AIM ▸ Format every line below as a JSON list of strings, with one string per line and no blank lines.

>> start DATASET RECORDS

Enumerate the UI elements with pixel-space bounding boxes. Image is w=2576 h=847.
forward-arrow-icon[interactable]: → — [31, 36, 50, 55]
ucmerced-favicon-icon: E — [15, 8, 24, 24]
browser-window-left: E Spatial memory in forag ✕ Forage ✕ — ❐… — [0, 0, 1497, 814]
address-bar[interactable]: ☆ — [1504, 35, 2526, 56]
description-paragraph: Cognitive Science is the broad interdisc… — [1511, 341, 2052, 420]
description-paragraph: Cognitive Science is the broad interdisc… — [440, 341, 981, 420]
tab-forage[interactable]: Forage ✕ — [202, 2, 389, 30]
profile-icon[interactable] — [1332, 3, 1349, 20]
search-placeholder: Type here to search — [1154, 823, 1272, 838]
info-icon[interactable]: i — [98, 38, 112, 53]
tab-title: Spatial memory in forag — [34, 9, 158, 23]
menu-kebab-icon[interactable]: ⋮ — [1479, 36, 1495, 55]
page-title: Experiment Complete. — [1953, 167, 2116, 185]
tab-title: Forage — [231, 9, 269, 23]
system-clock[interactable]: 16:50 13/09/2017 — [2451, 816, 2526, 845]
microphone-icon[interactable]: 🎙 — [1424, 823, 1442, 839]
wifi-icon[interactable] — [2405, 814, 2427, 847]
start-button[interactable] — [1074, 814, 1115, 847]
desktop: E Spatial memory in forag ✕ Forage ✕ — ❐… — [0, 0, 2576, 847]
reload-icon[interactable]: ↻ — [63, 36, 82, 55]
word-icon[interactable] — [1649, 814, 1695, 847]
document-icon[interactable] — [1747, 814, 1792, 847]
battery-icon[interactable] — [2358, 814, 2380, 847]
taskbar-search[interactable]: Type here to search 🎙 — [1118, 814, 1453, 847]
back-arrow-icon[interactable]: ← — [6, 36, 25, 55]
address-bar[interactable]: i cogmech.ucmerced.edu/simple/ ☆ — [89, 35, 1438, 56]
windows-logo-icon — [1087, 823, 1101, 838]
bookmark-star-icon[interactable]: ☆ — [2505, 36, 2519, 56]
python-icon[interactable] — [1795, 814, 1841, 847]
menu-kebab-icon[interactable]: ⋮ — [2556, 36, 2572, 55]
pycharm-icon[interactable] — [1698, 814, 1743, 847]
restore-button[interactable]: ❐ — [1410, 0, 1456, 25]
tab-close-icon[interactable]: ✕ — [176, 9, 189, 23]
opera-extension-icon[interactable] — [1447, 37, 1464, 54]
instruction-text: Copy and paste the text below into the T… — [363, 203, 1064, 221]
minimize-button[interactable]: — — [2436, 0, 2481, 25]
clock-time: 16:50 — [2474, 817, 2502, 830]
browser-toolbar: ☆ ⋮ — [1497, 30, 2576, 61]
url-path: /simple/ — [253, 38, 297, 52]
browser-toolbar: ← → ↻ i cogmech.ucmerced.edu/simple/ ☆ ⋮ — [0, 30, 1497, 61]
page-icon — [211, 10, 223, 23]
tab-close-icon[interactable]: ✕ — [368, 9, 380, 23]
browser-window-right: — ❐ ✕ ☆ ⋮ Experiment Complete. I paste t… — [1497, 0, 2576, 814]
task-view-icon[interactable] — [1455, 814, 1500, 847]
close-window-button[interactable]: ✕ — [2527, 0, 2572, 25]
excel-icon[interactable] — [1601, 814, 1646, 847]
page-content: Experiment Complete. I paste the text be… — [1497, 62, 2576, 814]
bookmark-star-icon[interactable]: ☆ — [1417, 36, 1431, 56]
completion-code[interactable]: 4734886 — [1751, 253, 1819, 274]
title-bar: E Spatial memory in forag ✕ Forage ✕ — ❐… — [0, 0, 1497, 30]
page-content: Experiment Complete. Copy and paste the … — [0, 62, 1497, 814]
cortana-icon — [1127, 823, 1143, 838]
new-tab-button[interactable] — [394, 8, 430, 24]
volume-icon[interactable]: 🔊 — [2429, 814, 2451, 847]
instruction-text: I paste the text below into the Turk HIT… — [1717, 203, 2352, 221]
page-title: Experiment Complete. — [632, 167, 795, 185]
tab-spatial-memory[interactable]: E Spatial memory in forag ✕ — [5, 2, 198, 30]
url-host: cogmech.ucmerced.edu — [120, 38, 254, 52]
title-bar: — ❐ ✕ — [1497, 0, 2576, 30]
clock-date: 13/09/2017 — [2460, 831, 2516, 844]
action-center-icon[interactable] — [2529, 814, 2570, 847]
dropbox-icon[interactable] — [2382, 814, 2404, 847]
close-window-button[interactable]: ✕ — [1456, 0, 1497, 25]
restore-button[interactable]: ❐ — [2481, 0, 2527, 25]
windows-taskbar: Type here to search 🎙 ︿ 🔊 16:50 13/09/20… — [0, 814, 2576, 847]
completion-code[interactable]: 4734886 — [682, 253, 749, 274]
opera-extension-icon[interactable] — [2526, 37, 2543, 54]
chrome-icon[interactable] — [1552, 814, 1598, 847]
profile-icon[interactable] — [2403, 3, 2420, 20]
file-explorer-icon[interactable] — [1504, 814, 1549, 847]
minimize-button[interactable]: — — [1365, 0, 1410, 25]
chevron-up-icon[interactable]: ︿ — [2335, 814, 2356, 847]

>> end DATASET RECORDS

WRITTEN RESPONSE ▸
[
  "Enumerate the UI elements with pixel-space bounding boxes. Image is w=2576 h=847.",
  "forward-arrow-icon[interactable]: → — [31, 36, 50, 55]",
  "ucmerced-favicon-icon: E — [15, 8, 24, 24]",
  "browser-window-left: E Spatial memory in forag ✕ Forage ✕ — ❐… — [0, 0, 1497, 814]",
  "address-bar[interactable]: ☆ — [1504, 35, 2526, 56]",
  "description-paragraph: Cognitive Science is the broad interdisc… — [1511, 341, 2052, 420]",
  "description-paragraph: Cognitive Science is the broad interdisc… — [440, 341, 981, 420]",
  "tab-forage[interactable]: Forage ✕ — [202, 2, 389, 30]",
  "profile-icon[interactable] — [1332, 3, 1349, 20]",
  "search-placeholder: Type here to search — [1154, 823, 1272, 838]",
  "info-icon[interactable]: i — [98, 38, 112, 53]",
  "tab-title: Spatial memory in forag — [34, 9, 158, 23]",
  "menu-kebab-icon[interactable]: ⋮ — [1479, 36, 1495, 55]",
  "page-title: Experiment Complete. — [1953, 167, 2116, 185]",
  "tab-title: Forage — [231, 9, 269, 23]",
  "system-clock[interactable]: 16:50 13/09/2017 — [2451, 816, 2526, 845]",
  "microphone-icon[interactable]: 🎙 — [1424, 823, 1442, 839]",
  "wifi-icon[interactable] — [2405, 814, 2427, 847]",
  "start-button[interactable] — [1074, 814, 1115, 847]",
  "desktop: E Spatial memory in forag ✕ Forage ✕ — ❐… — [0, 0, 2576, 847]",
  "reload-icon[interactable]: ↻ — [63, 36, 82, 55]",
  "word-icon[interactable] — [1649, 814, 1695, 847]",
  "document-icon[interactable] — [1747, 814, 1792, 847]",
  "battery-icon[interactable] — [2358, 814, 2380, 847]",
  "taskbar-search[interactable]: Type here to search 🎙 — [1118, 814, 1453, 847]",
  "back-arrow-icon[interactable]: ← — [6, 36, 25, 55]",
  "address-bar[interactable]: i cogmech.ucmerced.edu/simple/ ☆ — [89, 35, 1438, 56]",
  "windows-logo-icon — [1087, 823, 1101, 838]",
  "bookmark-star-icon[interactable]: ☆ — [2505, 36, 2519, 56]",
  "python-icon[interactable] — [1795, 814, 1841, 847]",
  "menu-kebab-icon[interactable]: ⋮ — [2556, 36, 2572, 55]",
  "pycharm-icon[interactable] — [1698, 814, 1743, 847]",
  "restore-button[interactable]: ❐ — [1410, 0, 1456, 25]",
  "tab-close-icon[interactable]: ✕ — [176, 9, 189, 23]",
  "opera-extension-icon[interactable] — [1447, 37, 1464, 54]",
  "instruction-text: Copy and paste the text below into the T… — [363, 203, 1064, 221]",
  "minimize-button[interactable]: — — [2436, 0, 2481, 25]",
  "clock-time: 16:50 — [2474, 817, 2502, 830]",
  "browser-toolbar: ☆ ⋮ — [1497, 30, 2576, 61]",
  "url-path: /simple/ — [253, 38, 297, 52]",
  "browser-toolbar: ← → ↻ i cogmech.ucmerced.edu/simple/ ☆ ⋮ — [0, 30, 1497, 61]",
  "page-icon — [211, 10, 223, 23]",
  "tab-close-icon[interactable]: ✕ — [368, 9, 380, 23]",
  "browser-window-right: — ❐ ✕ ☆ ⋮ Experiment Complete. I paste t… — [1497, 0, 2576, 814]",
  "task-view-icon[interactable] — [1455, 814, 1500, 847]",
  "close-window-button[interactable]: ✕ — [2527, 0, 2572, 25]",
  "excel-icon[interactable] — [1601, 814, 1646, 847]",
  "page-content: Experiment Complete. I paste the text be… — [1497, 62, 2576, 814]",
  "bookmark-star-icon[interactable]: ☆ — [1417, 36, 1431, 56]",
  "completion-code[interactable]: 4734886 — [1751, 253, 1819, 274]",
  "title-bar: E Spatial memory in forag ✕ Forage ✕ — ❐… — [0, 0, 1497, 30]",
  "page-content: Experiment Complete. Copy and paste the … — [0, 62, 1497, 814]",
  "cortana-icon — [1127, 823, 1143, 838]",
  "new-tab-button[interactable] — [394, 8, 430, 24]",
  "volume-icon[interactable]: 🔊 — [2429, 814, 2451, 847]",
  "instruction-text: I paste the text below into the Turk HIT… — [1717, 203, 2352, 221]",
  "page-title: Experiment Complete. — [632, 167, 795, 185]",
  "tab-spatial-memory[interactable]: E Spatial memory in forag ✕ — [5, 2, 198, 30]",
  "url-host: cogmech.ucmerced.edu — [120, 38, 254, 52]",
  "title-bar: — ❐ ✕ — [1497, 0, 2576, 30]",
  "clock-date: 13/09/2017 — [2460, 831, 2516, 844]",
  "action-center-icon[interactable] — [2529, 814, 2570, 847]",
  "dropbox-icon[interactable] — [2382, 814, 2404, 847]",
  "close-window-button[interactable]: ✕ — [1456, 0, 1497, 25]",
  "restore-button[interactable]: ❐ — [2481, 0, 2527, 25]",
  "windows-taskbar: Type here to search 🎙 ︿ 🔊 16:50 13/09/20… — [0, 814, 2576, 847]",
  "completion-code[interactable]: 4734886 — [682, 253, 749, 274]",
  "opera-extension-icon[interactable] — [2526, 37, 2543, 54]",
  "chrome-icon[interactable] — [1552, 814, 1598, 847]",
  "profile-icon[interactable] — [2403, 3, 2420, 20]",
  "file-explorer-icon[interactable] — [1504, 814, 1549, 847]",
  "minimize-button[interactable]: — — [1365, 0, 1410, 25]",
  "chevron-up-icon[interactable]: ︿ — [2335, 814, 2356, 847]"
]